Figure content listings
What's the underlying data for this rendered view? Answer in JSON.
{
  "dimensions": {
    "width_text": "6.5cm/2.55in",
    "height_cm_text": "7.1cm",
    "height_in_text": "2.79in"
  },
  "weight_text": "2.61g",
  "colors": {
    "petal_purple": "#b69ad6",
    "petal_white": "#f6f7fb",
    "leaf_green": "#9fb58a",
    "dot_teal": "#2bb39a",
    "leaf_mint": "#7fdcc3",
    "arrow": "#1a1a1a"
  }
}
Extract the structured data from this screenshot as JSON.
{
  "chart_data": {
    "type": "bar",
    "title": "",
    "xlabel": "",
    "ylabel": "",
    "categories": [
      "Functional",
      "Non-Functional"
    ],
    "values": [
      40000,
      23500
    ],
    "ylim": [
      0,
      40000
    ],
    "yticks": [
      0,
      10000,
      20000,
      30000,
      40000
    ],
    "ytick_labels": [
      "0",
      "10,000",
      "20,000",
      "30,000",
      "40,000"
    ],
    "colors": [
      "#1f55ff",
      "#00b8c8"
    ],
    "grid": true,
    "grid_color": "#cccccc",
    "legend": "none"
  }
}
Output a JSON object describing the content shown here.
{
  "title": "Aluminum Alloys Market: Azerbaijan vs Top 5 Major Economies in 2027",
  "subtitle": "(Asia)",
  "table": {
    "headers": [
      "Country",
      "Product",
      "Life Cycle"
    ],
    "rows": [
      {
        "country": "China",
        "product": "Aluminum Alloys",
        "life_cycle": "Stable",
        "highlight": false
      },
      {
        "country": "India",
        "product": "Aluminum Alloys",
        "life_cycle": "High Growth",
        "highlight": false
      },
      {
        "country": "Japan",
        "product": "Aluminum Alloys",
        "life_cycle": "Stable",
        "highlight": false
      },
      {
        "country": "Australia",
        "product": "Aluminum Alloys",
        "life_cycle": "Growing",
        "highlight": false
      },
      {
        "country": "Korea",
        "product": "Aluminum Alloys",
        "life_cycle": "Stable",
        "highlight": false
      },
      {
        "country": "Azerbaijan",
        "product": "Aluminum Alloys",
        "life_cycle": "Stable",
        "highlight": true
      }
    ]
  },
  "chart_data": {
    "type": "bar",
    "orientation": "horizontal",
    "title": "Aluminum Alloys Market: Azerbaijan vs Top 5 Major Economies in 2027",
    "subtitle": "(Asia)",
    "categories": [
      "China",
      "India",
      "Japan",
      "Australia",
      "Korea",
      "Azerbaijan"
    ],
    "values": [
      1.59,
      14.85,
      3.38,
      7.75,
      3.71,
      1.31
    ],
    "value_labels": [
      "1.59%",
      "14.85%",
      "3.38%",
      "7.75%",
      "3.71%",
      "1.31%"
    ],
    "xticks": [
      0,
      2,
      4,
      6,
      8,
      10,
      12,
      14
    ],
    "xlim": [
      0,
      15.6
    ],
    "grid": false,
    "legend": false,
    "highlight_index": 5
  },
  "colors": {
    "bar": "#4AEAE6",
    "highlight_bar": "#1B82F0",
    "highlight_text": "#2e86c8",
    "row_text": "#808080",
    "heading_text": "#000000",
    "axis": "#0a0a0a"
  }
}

What is required = Write out every line from the records above, word for word.

The reply =
What's the underlying data for this rendered view? Answer in JSON.
{
  "dimensions": {
    "width_text": "6.5cm/2.55in",
    "height_cm_text": "7.1cm",
    "height_in_text": "2.79in"
  },
  "weight_text": "2.61g",
  "colors": {
    "petal_purple": "#b69ad6",
    "petal_white": "#f6f7fb",
    "leaf_green": "#9fb58a",
    "dot_teal": "#2bb39a",
    "leaf_mint": "#7fdcc3",
    "arrow": "#1a1a1a"
  }
}
Extract the structured data from this screenshot as JSON.
{
  "chart_data": {
    "type": "bar",
    "title": "",
    "xlabel": "",
    "ylabel": "",
    "categories": [
      "Functional",
      "Non-Functional"
    ],
    "values": [
      40000,
      23500
    ],
    "ylim": [
      0,
      40000
    ],
    "yticks": [
      0,
      10000,
      20000,
      30000,
      40000
    ],
    "ytick_labels": [
      "0",
      "10,000",
      "20,000",
      "30,000",
      "40,000"
    ],
    "colors": [
      "#1f55ff",
      "#00b8c8"
    ],
    "grid": true,
    "grid_color": "#cccccc",
    "legend": "none"
  }
}
Output a JSON object describing the content shown here.
{
  "title": "Aluminum Alloys Market: Azerbaijan vs Top 5 Major Economies in 2027",
  "subtitle": "(Asia)",
  "table": {
    "headers": [
      "Country",
      "Product",
      "Life Cycle"
    ],
    "rows": [
      {
        "country": "China",
        "product": "Aluminum Alloys",
        "life_cycle": "Stable",
        "highlight": false
      },
      {
        "country": "India",
        "product": "Aluminum Alloys",
        "life_cycle": "High Growth",
        "highlight": false
      },
      {
        "country": "Japan",
        "product": "Aluminum Alloys",
        "life_cycle": "Stable",
        "highlight": false
      },
      {
        "country": "Australia",
        "product": "Aluminum Alloys",
        "life_cycle": "Growing",
        "highlight": false
      },
      {
        "country": "Korea",
        "product": "Aluminum Alloys",
        "life_cycle": "Stable",
        "highlight": false
      },
      {
        "country": "Azerbaijan",
        "product": "Aluminum Alloys",
        "life_cycle": "Stable",
        "highlight": true
      }
    ]
  },
  "chart_data": {
    "type": "bar",
    "orientation": "horizontal",
    "title": "Aluminum Alloys Market: Azerbaijan vs Top 5 Major Economies in 2027",
    "subtitle": "(Asia)",
    "categories": [
      "China",
      "India",
      "Japan",
      "Australia",
      "Korea",
      "Azerbaijan"
    ],
    "values": [
      1.59,
      14.85,
      3.38,
      7.75,
      3.71,
      1.31
    ],
    "value_labels": [
      "1.59%",
      "14.85%",
      "3.38%",
      "7.75%",
      "3.71%",
      "1.31%"
    ],
    "xticks": [
      0,
      2,
      4,
      6,
      8,
      10,
      12,
      14
    ],
    "xlim": [
      0,
      15.6
    ],
    "grid": false,
    "legend": false,
    "highlight_index": 5
  },
  "colors": {
    "bar": "#4AEAE6",
    "highlight_bar": "#1B82F0",
    "highlight_text": "#2e86c8",
    "row_text": "#808080",
    "heading_text": "#000000",
    "axis": "#0a0a0a"
  }
}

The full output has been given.